Pull out the rows from the line containing "cryptoworlds-favicon-icon: CW [69,34,79,44]" through the line containing "reload-icon[interactable]: ↻ [683,7,692,20]", both ends included, and reproduce them character for character.

§ Data supplied
☆ ☆ ☆ ☆ ☆ ☆ ☆
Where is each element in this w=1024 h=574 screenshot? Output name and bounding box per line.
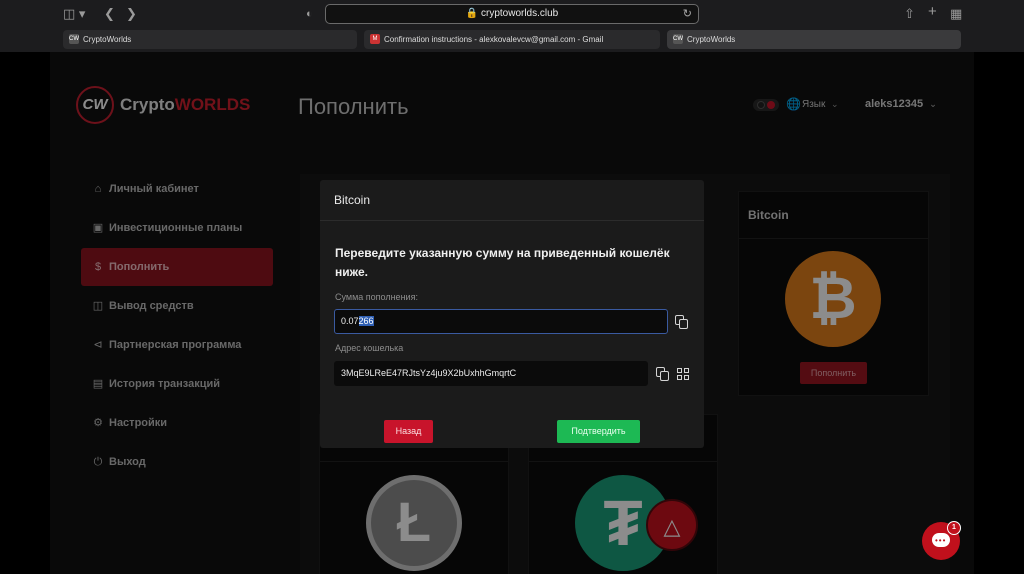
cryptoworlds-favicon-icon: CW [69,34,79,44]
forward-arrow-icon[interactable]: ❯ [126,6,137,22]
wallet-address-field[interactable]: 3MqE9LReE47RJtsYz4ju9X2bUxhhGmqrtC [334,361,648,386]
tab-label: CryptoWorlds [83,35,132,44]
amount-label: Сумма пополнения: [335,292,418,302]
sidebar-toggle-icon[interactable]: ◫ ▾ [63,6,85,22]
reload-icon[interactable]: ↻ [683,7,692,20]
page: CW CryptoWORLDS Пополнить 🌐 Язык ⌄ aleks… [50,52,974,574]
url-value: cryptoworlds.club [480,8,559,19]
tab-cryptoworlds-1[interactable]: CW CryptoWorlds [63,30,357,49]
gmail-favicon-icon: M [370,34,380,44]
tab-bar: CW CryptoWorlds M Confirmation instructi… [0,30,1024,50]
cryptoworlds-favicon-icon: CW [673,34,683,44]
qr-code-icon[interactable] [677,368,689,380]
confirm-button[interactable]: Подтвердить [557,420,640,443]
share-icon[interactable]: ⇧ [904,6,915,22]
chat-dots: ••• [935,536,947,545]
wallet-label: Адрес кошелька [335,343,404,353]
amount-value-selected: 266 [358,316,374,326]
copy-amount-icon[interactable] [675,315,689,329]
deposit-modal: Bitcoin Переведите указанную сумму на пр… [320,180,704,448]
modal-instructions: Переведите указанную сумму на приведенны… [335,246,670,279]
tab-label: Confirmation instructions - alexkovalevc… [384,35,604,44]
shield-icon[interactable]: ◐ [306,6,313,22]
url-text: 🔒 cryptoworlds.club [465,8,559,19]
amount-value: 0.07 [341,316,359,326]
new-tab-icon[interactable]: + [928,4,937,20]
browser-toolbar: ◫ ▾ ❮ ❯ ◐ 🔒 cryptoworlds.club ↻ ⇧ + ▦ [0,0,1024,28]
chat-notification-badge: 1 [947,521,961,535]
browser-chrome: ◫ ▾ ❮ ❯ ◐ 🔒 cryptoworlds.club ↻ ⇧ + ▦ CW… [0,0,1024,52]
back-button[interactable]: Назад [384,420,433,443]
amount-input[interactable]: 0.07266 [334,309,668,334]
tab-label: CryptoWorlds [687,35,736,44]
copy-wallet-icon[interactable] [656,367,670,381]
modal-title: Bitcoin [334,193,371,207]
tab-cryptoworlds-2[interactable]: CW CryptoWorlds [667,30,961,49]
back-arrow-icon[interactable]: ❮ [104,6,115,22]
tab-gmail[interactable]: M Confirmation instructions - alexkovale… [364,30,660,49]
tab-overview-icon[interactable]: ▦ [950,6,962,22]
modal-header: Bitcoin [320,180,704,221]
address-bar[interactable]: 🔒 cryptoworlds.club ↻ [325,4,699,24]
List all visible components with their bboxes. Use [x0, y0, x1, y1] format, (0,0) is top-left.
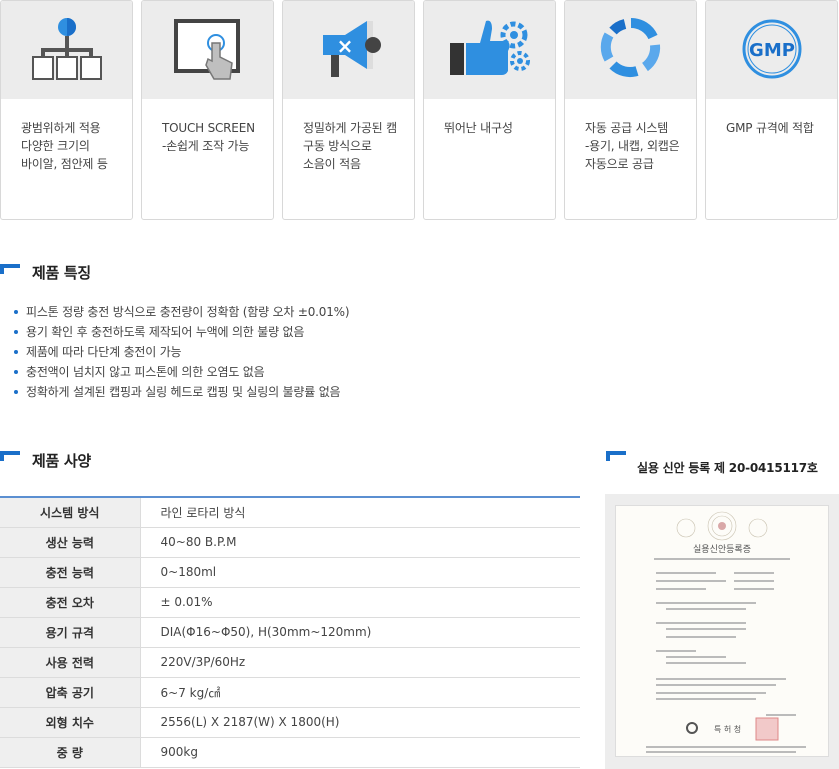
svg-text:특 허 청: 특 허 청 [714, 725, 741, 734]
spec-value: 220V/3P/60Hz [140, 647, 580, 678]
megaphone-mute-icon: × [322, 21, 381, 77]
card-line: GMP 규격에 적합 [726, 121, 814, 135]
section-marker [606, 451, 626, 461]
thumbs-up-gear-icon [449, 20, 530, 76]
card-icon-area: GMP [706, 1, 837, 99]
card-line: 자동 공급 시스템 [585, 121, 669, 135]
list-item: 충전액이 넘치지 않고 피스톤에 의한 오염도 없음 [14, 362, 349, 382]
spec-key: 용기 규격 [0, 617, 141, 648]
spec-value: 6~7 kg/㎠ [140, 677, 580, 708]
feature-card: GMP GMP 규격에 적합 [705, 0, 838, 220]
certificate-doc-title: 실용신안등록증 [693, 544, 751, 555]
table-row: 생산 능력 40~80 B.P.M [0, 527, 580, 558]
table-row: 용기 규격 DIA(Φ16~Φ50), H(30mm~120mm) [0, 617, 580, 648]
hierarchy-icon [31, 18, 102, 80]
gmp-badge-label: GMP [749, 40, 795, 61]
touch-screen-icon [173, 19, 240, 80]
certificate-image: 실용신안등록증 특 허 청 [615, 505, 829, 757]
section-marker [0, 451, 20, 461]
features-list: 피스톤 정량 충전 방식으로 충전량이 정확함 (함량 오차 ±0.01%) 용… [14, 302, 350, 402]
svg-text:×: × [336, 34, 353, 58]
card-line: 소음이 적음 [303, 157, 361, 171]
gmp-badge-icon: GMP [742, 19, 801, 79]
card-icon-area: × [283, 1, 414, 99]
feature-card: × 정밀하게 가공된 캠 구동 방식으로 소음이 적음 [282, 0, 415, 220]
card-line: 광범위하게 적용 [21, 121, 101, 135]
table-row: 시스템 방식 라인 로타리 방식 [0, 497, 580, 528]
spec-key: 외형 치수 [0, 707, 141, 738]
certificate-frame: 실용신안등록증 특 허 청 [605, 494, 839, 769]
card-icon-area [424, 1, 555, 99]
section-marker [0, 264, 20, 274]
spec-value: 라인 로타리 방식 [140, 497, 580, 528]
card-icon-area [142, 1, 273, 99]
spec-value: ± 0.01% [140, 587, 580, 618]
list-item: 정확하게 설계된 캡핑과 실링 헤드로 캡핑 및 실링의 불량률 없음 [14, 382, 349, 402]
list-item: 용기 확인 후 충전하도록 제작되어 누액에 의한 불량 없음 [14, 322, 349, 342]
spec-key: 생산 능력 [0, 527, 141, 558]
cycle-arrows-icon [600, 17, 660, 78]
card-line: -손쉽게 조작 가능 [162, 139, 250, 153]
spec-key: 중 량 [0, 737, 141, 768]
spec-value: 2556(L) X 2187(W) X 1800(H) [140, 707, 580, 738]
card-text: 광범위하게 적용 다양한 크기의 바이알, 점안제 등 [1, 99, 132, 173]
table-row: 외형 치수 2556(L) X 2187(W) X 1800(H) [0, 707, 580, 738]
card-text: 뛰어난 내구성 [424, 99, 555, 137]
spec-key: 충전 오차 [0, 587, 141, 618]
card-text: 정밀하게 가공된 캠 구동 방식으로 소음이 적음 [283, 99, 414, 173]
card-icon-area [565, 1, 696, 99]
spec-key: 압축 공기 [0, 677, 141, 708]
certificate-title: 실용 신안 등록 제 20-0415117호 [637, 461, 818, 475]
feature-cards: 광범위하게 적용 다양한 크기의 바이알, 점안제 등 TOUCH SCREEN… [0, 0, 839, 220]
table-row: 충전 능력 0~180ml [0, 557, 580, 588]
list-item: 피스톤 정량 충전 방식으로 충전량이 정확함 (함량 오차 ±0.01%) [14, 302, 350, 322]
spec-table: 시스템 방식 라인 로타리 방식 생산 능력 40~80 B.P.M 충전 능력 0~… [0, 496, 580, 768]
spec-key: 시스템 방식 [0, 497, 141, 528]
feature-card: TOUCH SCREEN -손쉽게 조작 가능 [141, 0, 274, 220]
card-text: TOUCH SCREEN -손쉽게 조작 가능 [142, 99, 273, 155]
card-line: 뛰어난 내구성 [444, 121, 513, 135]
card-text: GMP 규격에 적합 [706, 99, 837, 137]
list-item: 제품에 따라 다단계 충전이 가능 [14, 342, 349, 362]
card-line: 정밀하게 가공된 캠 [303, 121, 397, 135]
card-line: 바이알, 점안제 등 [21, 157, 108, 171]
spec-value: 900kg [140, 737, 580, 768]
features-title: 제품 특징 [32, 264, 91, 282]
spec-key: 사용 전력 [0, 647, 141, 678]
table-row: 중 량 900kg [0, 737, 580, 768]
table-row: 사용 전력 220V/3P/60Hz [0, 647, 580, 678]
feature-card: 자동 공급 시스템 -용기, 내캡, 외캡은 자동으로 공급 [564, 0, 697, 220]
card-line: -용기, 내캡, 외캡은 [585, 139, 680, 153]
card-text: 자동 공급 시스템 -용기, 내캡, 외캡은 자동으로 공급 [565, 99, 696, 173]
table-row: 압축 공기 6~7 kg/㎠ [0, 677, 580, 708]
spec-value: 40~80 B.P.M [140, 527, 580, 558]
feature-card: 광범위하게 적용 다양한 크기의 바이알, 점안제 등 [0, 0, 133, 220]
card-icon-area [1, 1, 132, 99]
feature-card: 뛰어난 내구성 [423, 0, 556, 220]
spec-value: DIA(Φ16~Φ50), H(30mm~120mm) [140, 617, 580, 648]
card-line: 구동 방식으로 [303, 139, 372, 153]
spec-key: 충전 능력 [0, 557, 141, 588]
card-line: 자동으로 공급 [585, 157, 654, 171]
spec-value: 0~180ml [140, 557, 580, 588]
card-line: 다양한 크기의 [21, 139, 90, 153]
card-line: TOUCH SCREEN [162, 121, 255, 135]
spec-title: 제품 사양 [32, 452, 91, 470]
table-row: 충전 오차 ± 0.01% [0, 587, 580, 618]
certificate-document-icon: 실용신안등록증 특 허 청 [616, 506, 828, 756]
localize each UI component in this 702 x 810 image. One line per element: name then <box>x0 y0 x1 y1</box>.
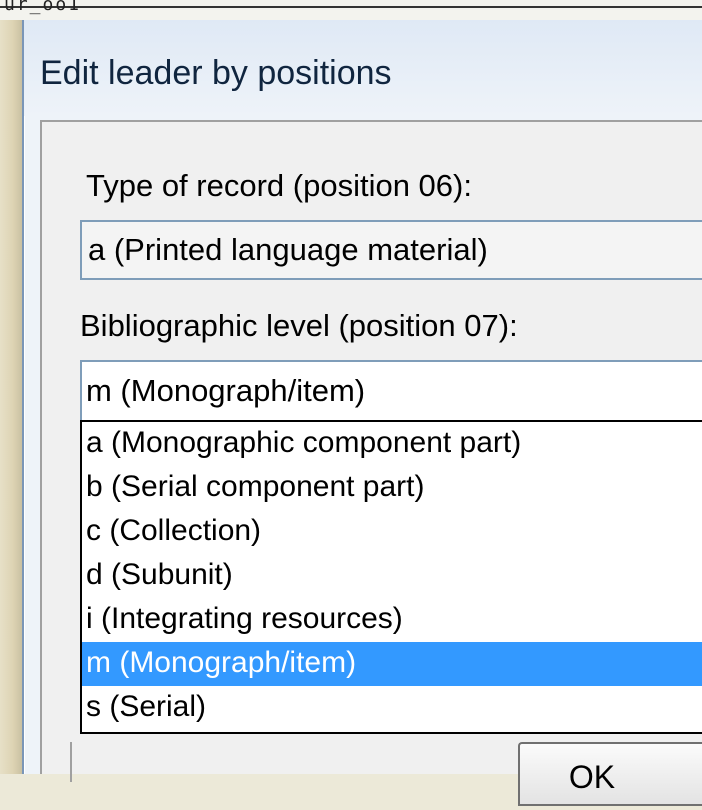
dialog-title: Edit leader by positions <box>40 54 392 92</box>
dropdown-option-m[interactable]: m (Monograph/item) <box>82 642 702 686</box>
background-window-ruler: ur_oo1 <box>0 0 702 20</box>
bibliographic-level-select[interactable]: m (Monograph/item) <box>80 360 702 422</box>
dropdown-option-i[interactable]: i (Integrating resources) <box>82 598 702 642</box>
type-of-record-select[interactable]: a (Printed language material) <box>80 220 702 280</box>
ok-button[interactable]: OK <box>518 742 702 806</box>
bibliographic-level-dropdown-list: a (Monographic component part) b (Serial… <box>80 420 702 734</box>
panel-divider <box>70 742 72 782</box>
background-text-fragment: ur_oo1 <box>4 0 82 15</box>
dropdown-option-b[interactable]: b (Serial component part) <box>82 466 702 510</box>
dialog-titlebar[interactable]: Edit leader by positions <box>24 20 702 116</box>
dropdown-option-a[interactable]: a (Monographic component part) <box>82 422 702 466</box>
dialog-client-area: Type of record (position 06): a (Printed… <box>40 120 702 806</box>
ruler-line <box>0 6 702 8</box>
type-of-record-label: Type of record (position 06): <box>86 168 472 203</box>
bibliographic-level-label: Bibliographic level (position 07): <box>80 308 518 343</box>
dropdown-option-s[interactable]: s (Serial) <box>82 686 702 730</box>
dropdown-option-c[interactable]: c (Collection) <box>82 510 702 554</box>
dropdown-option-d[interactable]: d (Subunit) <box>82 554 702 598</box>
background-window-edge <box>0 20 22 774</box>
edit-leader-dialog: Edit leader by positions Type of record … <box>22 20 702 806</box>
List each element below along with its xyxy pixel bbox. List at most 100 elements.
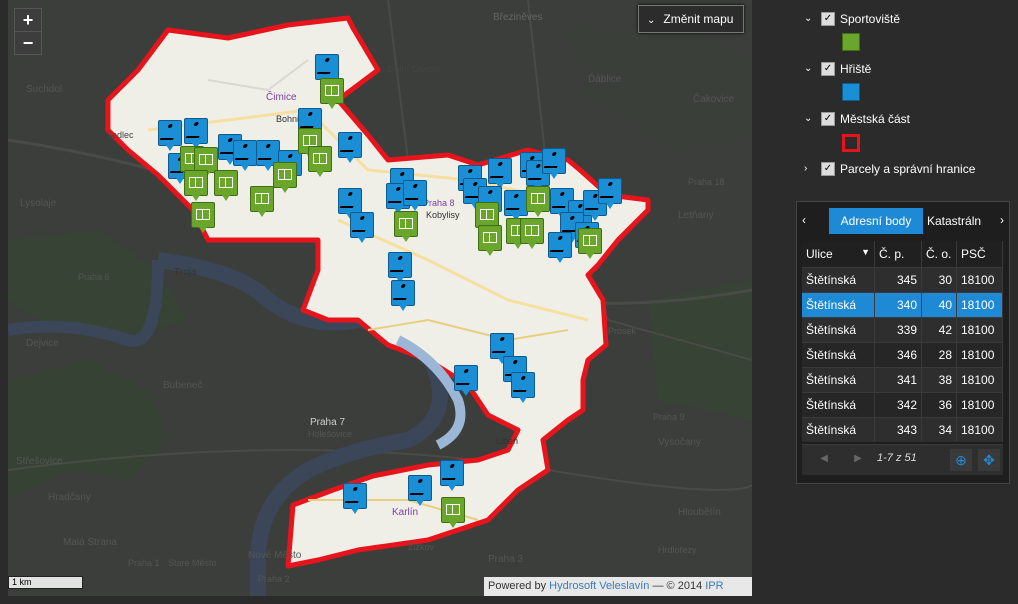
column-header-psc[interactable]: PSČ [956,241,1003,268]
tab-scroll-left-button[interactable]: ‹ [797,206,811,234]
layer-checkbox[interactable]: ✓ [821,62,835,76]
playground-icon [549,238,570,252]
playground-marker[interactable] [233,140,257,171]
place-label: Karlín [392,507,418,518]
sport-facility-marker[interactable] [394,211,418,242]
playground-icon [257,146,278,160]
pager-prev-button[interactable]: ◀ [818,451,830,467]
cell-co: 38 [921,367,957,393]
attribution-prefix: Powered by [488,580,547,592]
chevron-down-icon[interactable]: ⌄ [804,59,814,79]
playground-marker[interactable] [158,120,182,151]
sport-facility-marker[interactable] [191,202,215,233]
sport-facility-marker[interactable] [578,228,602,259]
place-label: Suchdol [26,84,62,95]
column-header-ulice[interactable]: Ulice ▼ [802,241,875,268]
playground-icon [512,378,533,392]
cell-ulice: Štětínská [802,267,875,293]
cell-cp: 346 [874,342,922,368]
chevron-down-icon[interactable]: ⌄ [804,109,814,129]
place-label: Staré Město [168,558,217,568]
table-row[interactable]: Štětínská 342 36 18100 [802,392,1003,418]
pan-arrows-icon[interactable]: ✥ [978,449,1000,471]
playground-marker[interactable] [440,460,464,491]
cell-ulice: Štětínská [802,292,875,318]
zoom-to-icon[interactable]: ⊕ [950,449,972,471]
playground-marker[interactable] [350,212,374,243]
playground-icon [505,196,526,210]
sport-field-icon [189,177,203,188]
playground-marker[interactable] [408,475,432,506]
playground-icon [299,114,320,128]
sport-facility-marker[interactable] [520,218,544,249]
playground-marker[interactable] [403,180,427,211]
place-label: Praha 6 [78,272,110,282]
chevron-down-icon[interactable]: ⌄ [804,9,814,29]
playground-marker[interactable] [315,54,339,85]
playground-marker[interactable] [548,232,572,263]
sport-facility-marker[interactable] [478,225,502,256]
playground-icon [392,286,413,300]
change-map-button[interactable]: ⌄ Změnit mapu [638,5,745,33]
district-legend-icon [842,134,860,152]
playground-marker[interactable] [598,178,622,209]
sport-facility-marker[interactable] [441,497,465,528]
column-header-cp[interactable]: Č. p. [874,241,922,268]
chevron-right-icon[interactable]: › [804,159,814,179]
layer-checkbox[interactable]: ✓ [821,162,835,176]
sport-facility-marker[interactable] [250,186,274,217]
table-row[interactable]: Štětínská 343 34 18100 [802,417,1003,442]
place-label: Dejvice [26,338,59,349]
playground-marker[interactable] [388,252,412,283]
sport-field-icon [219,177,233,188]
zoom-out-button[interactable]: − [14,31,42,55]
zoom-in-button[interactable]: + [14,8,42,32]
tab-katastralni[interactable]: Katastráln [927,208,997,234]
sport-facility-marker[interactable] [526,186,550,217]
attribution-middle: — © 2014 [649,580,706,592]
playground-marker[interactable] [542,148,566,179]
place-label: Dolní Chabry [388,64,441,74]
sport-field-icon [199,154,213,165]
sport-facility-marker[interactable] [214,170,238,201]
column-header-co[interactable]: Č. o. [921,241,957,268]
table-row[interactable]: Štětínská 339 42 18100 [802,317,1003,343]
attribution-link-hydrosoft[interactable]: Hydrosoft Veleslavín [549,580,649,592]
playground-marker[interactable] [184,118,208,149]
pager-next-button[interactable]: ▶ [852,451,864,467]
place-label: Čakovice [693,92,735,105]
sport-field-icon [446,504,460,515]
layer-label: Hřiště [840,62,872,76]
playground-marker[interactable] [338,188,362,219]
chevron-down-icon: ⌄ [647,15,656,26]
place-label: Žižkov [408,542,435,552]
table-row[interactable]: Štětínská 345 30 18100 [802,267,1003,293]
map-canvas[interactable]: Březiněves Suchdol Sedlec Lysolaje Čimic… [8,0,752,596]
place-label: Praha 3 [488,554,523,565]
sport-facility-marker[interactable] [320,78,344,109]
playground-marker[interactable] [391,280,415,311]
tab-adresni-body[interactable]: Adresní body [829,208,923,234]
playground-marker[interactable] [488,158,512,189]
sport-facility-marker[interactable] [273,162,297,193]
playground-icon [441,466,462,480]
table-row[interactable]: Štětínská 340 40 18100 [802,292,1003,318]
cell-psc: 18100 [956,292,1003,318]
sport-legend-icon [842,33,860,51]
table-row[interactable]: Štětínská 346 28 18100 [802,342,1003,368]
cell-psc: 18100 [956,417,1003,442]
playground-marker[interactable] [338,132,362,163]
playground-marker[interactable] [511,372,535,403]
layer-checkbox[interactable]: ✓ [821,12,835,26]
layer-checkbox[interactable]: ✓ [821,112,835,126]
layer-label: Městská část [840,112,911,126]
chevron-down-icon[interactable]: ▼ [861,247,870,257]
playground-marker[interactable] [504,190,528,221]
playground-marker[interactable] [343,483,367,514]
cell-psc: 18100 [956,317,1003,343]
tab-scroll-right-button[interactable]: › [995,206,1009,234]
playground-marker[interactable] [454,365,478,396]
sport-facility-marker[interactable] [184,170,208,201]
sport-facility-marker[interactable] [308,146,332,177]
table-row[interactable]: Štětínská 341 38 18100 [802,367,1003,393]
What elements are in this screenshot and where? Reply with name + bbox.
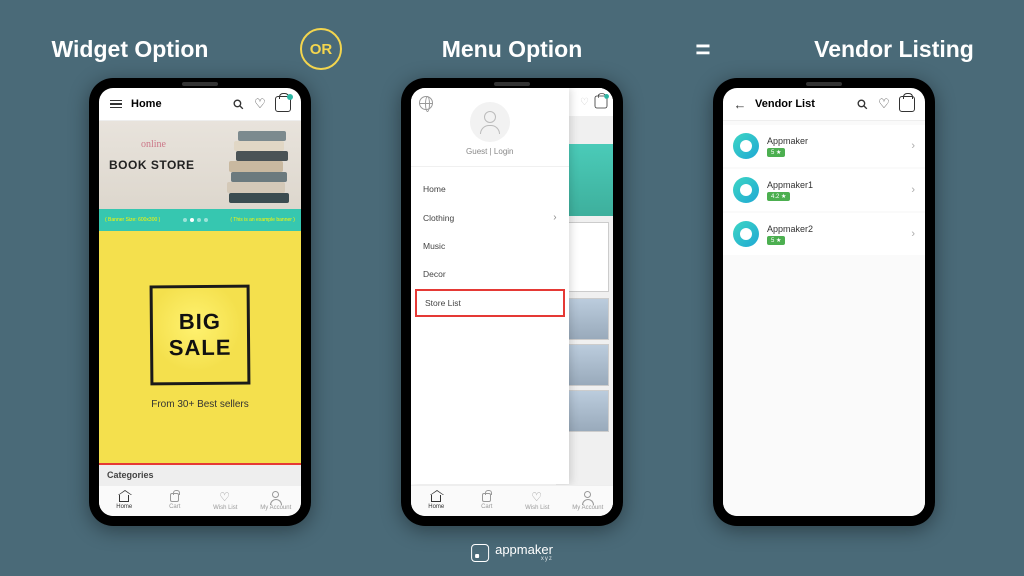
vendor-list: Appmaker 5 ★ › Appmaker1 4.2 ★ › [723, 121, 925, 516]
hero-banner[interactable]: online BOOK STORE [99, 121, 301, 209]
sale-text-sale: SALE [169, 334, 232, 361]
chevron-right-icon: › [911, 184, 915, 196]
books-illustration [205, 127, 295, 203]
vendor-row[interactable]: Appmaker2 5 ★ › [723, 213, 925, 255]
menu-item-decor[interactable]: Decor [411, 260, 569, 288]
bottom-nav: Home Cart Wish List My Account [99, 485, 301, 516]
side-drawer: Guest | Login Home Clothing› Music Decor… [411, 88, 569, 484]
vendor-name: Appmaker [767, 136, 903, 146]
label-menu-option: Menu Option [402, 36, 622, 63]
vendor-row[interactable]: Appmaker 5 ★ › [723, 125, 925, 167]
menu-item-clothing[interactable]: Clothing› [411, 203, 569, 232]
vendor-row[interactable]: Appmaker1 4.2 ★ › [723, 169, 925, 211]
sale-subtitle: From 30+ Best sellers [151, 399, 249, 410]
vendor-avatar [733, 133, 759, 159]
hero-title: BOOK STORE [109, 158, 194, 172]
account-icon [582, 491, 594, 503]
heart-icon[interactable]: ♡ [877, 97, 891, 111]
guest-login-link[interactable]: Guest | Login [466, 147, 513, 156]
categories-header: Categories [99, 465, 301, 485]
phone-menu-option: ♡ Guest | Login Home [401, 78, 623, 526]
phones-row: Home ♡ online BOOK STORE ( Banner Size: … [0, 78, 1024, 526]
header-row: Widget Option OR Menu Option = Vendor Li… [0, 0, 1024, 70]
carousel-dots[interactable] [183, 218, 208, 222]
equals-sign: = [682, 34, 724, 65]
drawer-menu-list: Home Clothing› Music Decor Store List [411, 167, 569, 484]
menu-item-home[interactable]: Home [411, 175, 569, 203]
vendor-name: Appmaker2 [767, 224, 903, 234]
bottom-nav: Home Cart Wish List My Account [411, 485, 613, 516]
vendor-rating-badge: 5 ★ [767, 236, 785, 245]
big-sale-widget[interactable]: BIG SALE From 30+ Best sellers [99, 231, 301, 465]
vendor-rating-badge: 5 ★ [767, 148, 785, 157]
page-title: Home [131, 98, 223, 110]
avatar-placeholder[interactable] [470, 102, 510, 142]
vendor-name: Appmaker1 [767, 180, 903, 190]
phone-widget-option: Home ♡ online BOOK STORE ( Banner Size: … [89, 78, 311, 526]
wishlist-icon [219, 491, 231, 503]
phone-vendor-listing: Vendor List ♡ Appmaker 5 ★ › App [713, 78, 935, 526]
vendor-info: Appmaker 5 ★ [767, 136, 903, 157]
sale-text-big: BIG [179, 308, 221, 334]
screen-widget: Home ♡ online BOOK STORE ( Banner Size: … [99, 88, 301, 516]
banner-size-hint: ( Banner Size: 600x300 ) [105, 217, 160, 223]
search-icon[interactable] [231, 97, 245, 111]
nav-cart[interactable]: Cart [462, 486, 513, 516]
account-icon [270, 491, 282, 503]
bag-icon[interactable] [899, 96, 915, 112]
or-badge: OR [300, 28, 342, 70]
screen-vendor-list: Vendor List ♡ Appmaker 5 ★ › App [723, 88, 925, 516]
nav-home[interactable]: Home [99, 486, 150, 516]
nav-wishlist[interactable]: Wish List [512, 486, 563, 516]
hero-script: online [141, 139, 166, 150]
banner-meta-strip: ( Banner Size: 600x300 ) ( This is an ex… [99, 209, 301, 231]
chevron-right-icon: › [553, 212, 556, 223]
☆ ☆ ☆ ☆ ☆ ☆ ☆
§ Written response
cryptoworlds-favicon-icon: CW [69,34,79,44]
forward-arrow-icon[interactable]: ❯ [126,6,137,22]
wallet-address-field[interactable]: 3MqE9LReE47RJtsYz4ju9X2bUxhhGmqrtC [334,361,648,386]
tab-label: CryptoWorlds [83,35,132,44]
amount-label: Сумма пополнения: [335,292,418,302]
sidebar-toggle-icon[interactable]: ◫ ▾ [63,6,85,22]
reload-icon[interactable]: ↻ [683,7,692,20]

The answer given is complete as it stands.